Instruction -
Copy down all of the data underneath, exactly as shown.
========================
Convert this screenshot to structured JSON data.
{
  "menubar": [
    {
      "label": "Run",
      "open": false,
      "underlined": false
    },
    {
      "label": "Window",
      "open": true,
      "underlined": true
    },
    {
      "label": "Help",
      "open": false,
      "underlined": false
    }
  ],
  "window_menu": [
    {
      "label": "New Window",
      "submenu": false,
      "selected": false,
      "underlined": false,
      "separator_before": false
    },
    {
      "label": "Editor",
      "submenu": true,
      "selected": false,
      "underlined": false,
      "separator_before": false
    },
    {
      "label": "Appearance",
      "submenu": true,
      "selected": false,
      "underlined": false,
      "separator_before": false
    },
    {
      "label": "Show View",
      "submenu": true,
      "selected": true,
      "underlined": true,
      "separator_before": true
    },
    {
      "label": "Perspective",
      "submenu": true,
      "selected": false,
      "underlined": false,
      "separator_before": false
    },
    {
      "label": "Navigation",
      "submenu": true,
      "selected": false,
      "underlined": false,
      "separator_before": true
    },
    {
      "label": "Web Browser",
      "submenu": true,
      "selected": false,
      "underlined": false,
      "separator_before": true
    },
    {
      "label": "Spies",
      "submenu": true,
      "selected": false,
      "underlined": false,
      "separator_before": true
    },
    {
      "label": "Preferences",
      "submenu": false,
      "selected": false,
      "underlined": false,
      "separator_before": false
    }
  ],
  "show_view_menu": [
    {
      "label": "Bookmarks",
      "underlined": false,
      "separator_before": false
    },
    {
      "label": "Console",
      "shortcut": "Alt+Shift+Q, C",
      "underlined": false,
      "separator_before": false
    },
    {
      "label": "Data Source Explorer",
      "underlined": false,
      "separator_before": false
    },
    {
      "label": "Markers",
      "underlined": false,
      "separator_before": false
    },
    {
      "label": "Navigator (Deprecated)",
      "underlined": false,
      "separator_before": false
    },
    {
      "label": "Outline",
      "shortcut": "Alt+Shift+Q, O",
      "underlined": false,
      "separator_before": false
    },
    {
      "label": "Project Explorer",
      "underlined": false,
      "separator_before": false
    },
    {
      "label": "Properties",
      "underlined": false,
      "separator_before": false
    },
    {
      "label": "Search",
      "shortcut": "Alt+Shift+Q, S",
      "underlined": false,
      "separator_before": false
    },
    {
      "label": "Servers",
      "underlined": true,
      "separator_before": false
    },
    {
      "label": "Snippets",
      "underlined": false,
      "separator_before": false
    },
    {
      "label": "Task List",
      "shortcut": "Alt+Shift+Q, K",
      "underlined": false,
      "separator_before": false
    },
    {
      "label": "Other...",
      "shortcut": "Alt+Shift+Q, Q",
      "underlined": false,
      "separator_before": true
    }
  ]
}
========================
Exercise response -
Convert this screenshot to structured JSON data.
{
  "menubar": [
    {
      "label": "Run",
      "open": false,
      "underlined": false
    },
    {
      "label": "Window",
      "open": true,
      "underlined": true
    },
    {
      "label": "Help",
      "open": false,
      "underlined": false
    }
  ],
  "window_menu": [
    {
      "label": "New Window",
      "submenu": false,
      "selected": false,
      "underlined": false,
      "separator_before": false
    },
    {
      "label": "Editor",
      "submenu": true,
      "selected": false,
      "underlined": false,
      "separator_before": false
    },
    {
      "label": "Appearance",
      "submenu": true,
      "selected": false,
      "underlined": false,
      "separator_before": false
    },
    {
      "label": "Show View",
      "submenu": true,
      "selected": true,
      "underlined": true,
      "separator_before": true
    },
    {
      "label": "Perspective",
      "submenu": true,
      "selected": false,
      "underlined": false,
      "separator_before": false
    },
    {
      "label": "Navigation",
      "submenu": true,
      "selected": false,
      "underlined": false,
      "separator_before": true
    },
    {
      "label": "Web Browser",
      "submenu": true,
      "selected": false,
      "underlined": false,
      "separator_before": true
    },
    {
      "label": "Spies",
      "submenu": true,
      "selected": false,
      "underlined": false,
      "separator_before": true
    },
    {
      "label": "Preferences",
      "submenu": false,
      "selected": false,
      "underlined": false,
      "separator_before": false
    }
  ],
  "show_view_menu": [
    {
      "label": "Bookmarks",
      "underlined": false,
      "separator_before": false
    },
    {
      "label": "Console",
      "shortcut": "Alt+Shift+Q, C",
      "underlined": false,
      "separator_before": false
    },
    {
      "label": "Data Source Explorer",
      "underlined": false,
      "separator_before": false
    },
    {
      "label": "Markers",
      "underlined": false,
      "separator_before": false
    },
    {
      "label": "Navigator (Deprecated)",
      "underlined": false,
      "separator_before": false
    },
    {
      "label": "Outline",
      "shortcut": "Alt+Shift+Q, O",
      "underlined": false,
      "separator_before": false
    },
    {
      "label": "Project Explorer",
      "underlined": false,
      "separator_before": false
    },
    {
      "label": "Properties",
      "underlined": false,
      "separator_before": false
    },
    {
      "label": "Search",
      "shortcut": "Alt+Shift+Q, S",
      "underlined": false,
      "separator_before": false
    },
    {
      "label": "Servers",
      "underlined": true,
      "separator_before": false
    },
    {
      "label": "Snippets",
      "underlined": false,
      "separator_before": false
    },
    {
      "label": "Task List",
      "shortcut": "Alt+Shift+Q, K",
      "underlined": false,
      "separator_before": false
    },
    {
      "label": "Other...",
      "shortcut": "Alt+Shift+Q, Q",
      "underlined": false,
      "separator_before": true
    }
  ]
}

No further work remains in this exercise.